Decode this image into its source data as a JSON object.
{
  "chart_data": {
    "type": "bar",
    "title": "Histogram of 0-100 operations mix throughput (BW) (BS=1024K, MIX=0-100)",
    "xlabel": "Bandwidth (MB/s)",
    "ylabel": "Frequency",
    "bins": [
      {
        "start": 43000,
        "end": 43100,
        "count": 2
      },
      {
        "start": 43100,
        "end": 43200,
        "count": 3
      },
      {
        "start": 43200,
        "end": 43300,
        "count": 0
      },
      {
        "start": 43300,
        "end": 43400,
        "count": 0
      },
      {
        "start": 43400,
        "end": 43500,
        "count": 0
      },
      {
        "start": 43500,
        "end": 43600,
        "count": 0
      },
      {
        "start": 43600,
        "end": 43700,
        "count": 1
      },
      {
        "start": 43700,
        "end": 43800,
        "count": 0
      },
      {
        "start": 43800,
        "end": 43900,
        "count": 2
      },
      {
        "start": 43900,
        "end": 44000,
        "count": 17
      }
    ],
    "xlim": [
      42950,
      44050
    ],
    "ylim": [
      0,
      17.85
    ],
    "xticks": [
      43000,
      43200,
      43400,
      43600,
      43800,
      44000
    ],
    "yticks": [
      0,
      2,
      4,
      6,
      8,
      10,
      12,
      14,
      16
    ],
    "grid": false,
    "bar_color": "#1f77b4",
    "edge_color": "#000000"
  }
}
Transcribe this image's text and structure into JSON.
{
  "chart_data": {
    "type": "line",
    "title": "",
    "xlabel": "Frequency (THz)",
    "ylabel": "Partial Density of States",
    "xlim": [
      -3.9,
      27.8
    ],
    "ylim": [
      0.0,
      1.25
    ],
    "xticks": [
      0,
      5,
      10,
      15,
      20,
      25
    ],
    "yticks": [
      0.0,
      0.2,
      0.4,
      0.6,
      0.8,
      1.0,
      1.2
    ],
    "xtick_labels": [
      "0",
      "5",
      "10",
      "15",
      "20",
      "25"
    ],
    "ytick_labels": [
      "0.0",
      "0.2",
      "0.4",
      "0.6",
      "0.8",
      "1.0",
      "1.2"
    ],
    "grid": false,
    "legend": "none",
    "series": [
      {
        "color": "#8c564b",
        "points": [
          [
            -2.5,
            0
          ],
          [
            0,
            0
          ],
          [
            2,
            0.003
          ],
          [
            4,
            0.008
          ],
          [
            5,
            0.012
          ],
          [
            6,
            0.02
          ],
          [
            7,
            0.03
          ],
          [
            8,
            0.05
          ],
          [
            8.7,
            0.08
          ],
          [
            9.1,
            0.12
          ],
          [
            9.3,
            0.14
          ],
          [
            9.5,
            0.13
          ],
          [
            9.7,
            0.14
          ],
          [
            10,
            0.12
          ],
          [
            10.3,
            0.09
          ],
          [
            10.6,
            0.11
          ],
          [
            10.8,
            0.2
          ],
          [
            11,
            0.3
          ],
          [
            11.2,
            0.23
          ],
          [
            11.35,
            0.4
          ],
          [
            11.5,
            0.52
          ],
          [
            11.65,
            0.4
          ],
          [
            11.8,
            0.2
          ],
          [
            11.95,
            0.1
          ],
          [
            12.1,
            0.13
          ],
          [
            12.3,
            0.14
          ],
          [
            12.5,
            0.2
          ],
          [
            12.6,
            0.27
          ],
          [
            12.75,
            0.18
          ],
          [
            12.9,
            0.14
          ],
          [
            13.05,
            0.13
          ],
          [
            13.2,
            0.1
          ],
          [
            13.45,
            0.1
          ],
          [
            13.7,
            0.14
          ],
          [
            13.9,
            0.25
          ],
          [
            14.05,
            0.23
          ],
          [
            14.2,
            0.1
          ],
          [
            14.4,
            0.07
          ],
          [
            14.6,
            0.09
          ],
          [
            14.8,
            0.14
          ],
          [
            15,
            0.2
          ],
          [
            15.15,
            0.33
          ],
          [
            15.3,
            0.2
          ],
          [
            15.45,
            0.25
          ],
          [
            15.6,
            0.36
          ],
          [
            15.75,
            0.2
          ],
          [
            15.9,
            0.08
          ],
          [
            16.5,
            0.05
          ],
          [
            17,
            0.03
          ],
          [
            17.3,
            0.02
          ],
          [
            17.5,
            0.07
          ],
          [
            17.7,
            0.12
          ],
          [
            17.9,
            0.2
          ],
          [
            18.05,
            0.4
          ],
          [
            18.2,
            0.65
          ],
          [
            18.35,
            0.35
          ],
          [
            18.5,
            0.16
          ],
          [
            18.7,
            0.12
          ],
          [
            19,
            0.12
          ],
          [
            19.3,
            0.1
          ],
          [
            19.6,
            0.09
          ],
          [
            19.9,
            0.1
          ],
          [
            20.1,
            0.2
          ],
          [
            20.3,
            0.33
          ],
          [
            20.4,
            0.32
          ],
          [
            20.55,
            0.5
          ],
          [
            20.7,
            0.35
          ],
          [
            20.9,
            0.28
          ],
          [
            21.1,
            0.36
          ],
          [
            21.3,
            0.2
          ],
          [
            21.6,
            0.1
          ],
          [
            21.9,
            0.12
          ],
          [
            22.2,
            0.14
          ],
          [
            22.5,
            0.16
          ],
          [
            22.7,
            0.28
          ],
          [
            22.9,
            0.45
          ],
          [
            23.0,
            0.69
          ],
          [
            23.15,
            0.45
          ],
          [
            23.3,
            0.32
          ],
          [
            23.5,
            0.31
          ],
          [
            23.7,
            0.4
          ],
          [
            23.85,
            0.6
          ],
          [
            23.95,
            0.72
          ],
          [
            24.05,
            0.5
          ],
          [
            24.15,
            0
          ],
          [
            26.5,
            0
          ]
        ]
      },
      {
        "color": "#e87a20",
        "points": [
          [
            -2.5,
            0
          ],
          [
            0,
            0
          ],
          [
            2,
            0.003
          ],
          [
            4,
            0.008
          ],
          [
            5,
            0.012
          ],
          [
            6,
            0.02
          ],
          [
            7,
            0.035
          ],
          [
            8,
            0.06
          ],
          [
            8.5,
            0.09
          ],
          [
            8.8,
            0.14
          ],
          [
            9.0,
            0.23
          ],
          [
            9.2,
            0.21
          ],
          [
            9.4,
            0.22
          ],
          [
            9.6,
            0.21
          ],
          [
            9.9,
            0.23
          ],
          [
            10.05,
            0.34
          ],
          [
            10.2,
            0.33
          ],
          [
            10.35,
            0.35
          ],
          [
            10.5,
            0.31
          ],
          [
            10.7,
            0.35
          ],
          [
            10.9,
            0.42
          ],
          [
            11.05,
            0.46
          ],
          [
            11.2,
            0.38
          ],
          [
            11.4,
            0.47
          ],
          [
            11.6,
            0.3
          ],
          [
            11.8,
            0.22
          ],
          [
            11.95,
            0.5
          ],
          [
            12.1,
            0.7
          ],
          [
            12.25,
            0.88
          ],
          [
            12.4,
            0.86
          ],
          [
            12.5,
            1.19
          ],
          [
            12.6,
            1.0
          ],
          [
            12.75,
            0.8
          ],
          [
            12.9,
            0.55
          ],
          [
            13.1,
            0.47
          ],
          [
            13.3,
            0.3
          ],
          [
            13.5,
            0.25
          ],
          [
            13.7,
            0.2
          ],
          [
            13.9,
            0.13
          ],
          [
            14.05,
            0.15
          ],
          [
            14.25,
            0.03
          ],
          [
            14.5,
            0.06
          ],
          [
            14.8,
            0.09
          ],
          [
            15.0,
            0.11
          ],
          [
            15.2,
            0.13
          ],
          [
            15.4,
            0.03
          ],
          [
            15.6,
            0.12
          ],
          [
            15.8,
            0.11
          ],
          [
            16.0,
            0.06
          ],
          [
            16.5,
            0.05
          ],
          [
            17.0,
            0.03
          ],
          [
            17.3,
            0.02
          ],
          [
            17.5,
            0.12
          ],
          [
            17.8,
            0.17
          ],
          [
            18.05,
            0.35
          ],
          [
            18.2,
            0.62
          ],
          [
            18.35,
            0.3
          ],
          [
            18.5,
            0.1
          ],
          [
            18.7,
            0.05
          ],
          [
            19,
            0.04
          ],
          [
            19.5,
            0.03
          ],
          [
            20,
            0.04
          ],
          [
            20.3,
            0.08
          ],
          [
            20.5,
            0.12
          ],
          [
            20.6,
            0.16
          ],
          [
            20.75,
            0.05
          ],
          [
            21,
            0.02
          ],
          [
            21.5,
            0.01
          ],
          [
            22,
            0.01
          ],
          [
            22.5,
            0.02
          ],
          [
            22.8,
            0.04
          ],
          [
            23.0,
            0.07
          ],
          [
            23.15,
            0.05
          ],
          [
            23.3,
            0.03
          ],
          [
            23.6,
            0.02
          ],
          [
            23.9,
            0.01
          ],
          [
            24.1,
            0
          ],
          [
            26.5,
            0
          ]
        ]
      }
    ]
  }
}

TASK DESCRIPTION:
Your task is to gather all lines from the entries above that hold the word "this".

EXERCISE SOLUTION:
Decode this image into its source data as a JSON object.
Transcribe this image's text and structure into JSON.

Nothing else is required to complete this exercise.